**WRITTEN INSTRUCTION**:
Retype each line exactly. Skip images.

Records from a dataset
◆ ◆ ◆
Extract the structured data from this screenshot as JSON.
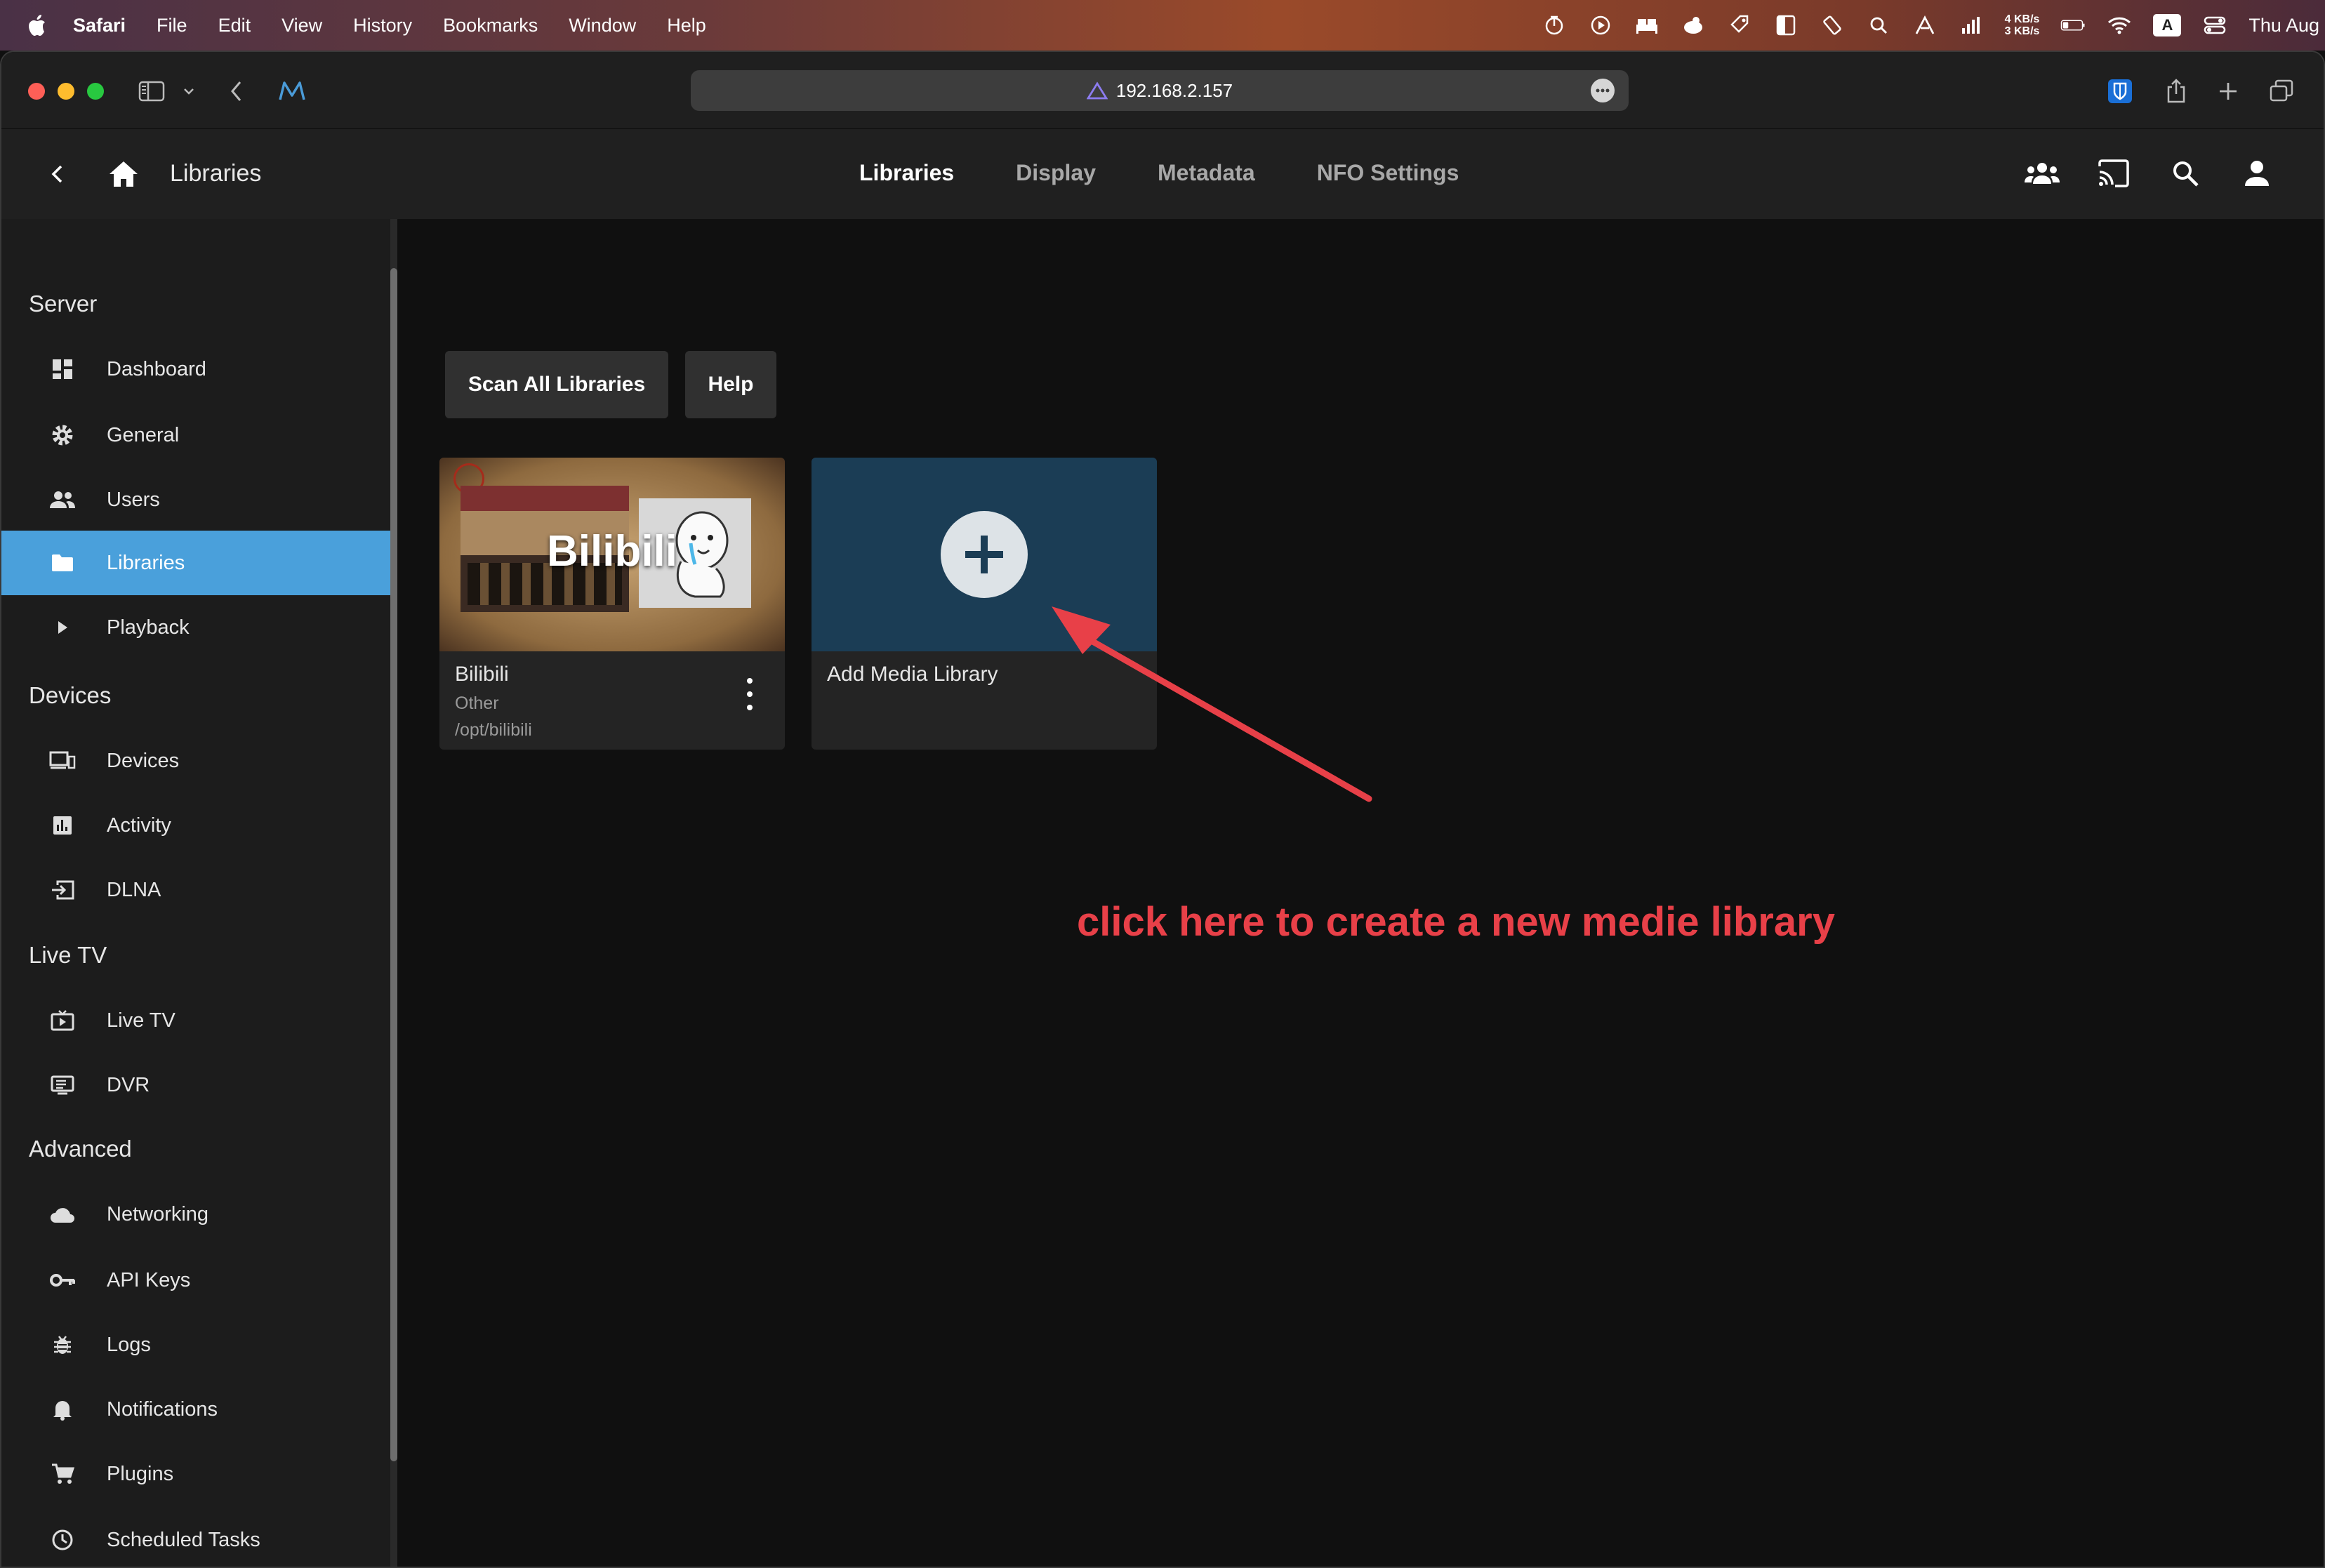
{
  "menubar": {
    "app": "Safari",
    "items": [
      "File",
      "Edit",
      "View",
      "History",
      "Bookmarks",
      "Window",
      "Help"
    ],
    "net_up": "4 KB/s",
    "net_down": "3 KB/s",
    "input_badge": "A",
    "clock": "Thu Aug"
  },
  "browser": {
    "url": "192.168.2.157"
  },
  "header": {
    "title": "Libraries",
    "tabs": [
      "Libraries",
      "Display",
      "Metadata",
      "NFO Settings"
    ]
  },
  "sidebar": {
    "sections": [
      {
        "title": "Server",
        "items": [
          "Dashboard",
          "General",
          "Users",
          "Libraries",
          "Playback"
        ]
      },
      {
        "title": "Devices",
        "items": [
          "Devices",
          "Activity",
          "DLNA"
        ]
      },
      {
        "title": "Live TV",
        "items": [
          "Live TV",
          "DVR"
        ]
      },
      {
        "title": "Advanced",
        "items": [
          "Networking",
          "API Keys",
          "Logs",
          "Notifications",
          "Plugins",
          "Scheduled Tasks"
        ]
      }
    ],
    "active": "Libraries"
  },
  "main": {
    "scan_button": "Scan All Libraries",
    "help_button": "Help",
    "library": {
      "name": "Bilibili",
      "thumb_title": "Bilibili",
      "type": "Other",
      "path": "/opt/bilibili"
    },
    "add_library": "Add Media Library"
  },
  "annotation": "click here to create a new medie library",
  "colors": {
    "accent": "#4aa0db",
    "annotation": "#e84048",
    "add_card": "#1b3d55"
  }
}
◆ ◆ ◆
**OUTPUT**:
Extract the structured data from this screenshot as JSON.
{
  "menubar": {
    "app": "Safari",
    "items": [
      "File",
      "Edit",
      "View",
      "History",
      "Bookmarks",
      "Window",
      "Help"
    ],
    "net_up": "4 KB/s",
    "net_down": "3 KB/s",
    "input_badge": "A",
    "clock": "Thu Aug"
  },
  "browser": {
    "url": "192.168.2.157"
  },
  "header": {
    "title": "Libraries",
    "tabs": [
      "Libraries",
      "Display",
      "Metadata",
      "NFO Settings"
    ]
  },
  "sidebar": {
    "sections": [
      {
        "title": "Server",
        "items": [
          "Dashboard",
          "General",
          "Users",
          "Libraries",
          "Playback"
        ]
      },
      {
        "title": "Devices",
        "items": [
          "Devices",
          "Activity",
          "DLNA"
        ]
      },
      {
        "title": "Live TV",
        "items": [
          "Live TV",
          "DVR"
        ]
      },
      {
        "title": "Advanced",
        "items": [
          "Networking",
          "API Keys",
          "Logs",
          "Notifications",
          "Plugins",
          "Scheduled Tasks"
        ]
      }
    ],
    "active": "Libraries"
  },
  "main": {
    "scan_button": "Scan All Libraries",
    "help_button": "Help",
    "library": {
      "name": "Bilibili",
      "thumb_title": "Bilibili",
      "type": "Other",
      "path": "/opt/bilibili"
    },
    "add_library": "Add Media Library"
  },
  "annotation": "click here to create a new medie library",
  "colors": {
    "accent": "#4aa0db",
    "annotation": "#e84048",
    "add_card": "#1b3d55"
  }
}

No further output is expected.